= WHAT IS ASKED =
Give back a single number, the count of lines containing the word "三重一大".

= Items from a data source =
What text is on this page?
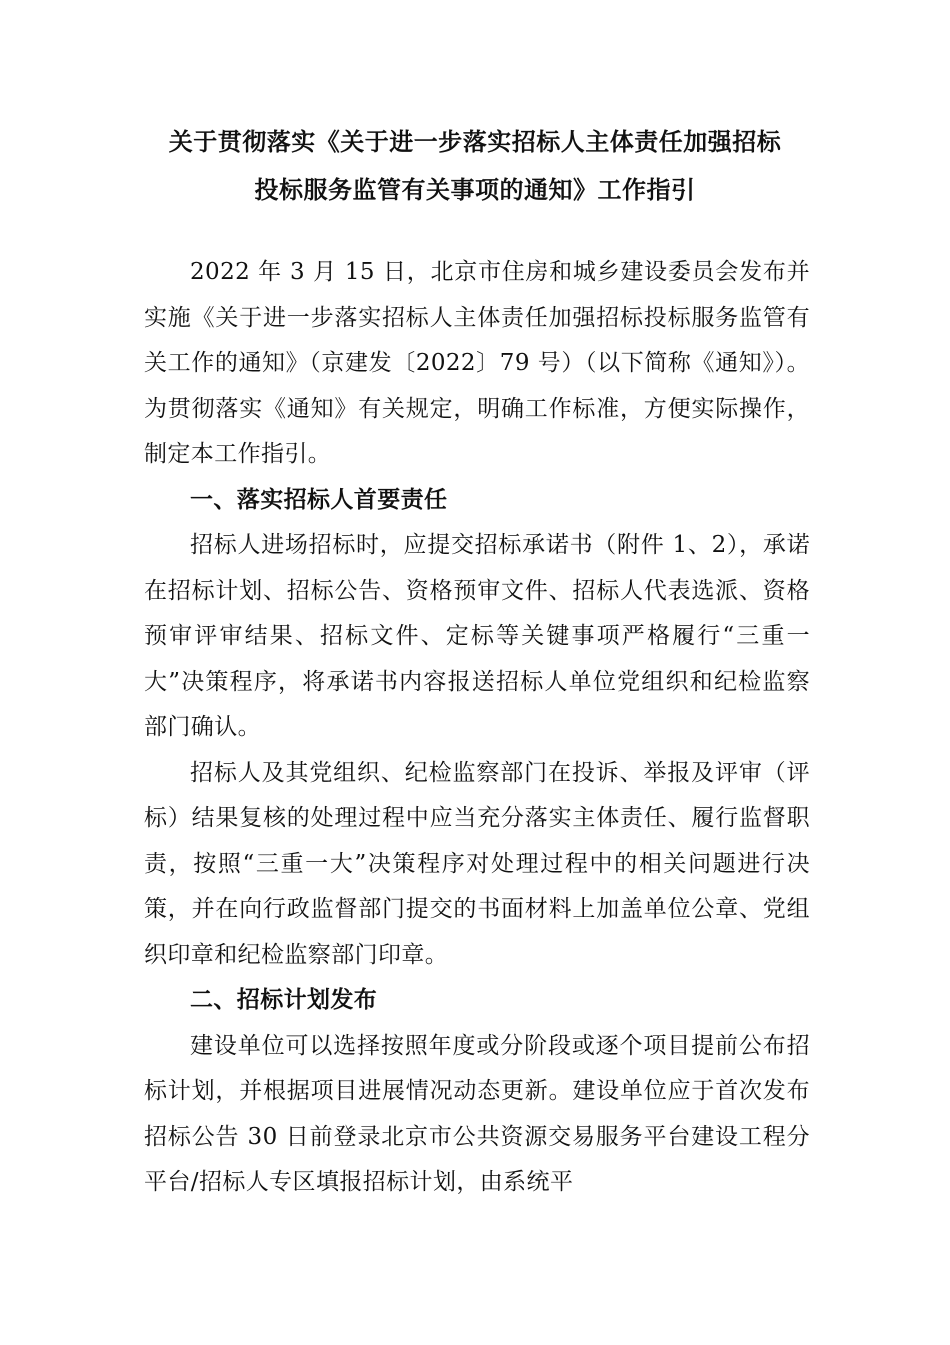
关于贯彻落实《关于进一步落实招标人主体责任加强招标
投标服务监管有关事项的通知》工作指引

2022 年 3 月 15 日，北京市住房和城乡建设委员会发布并实施《关于进一步落实招标人主体责任加强招标投标服务监管有关工作的通知》（京建发〔2022〕79 号）（以下简称《通知》）。为贯彻落实《通知》有关规定，明确工作标准，方便实际操作，制定本工作指引。

一、落实招标人首要责任

招标人进场招标时，应提交招标承诺书（附件 1、2），承诺在招标计划、招标公告、资格预审文件、招标人代表选派、资格预审评审结果、招标文件、定标等关键事项严格履行“三重一大”决策程序，将承诺书内容报送招标人单位党组织和纪检监察部门确认。

招标人及其党组织、纪检监察部门在投诉、举报及评审（评标）结果复核的处理过程中应当充分落实主体责任、履行监督职责，按照“三重一大”决策程序对处理过程中的相关问题进行决策，并在向行政监督部门提交的书面材料上加盖单位公章、党组织印章和纪检监察部门印章。

二、招标计划发布

建设单位可以选择按照年度或分阶段或逐个项目提前公布招标计划，并根据项目进展情况动态更新。建设单位应于首次发布招标公告 30 日前登录北京市公共资源交易服务平台建设工程分平台/招标人专区填报招标计划，由系统平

= RESPONSE TO THE TASK =
2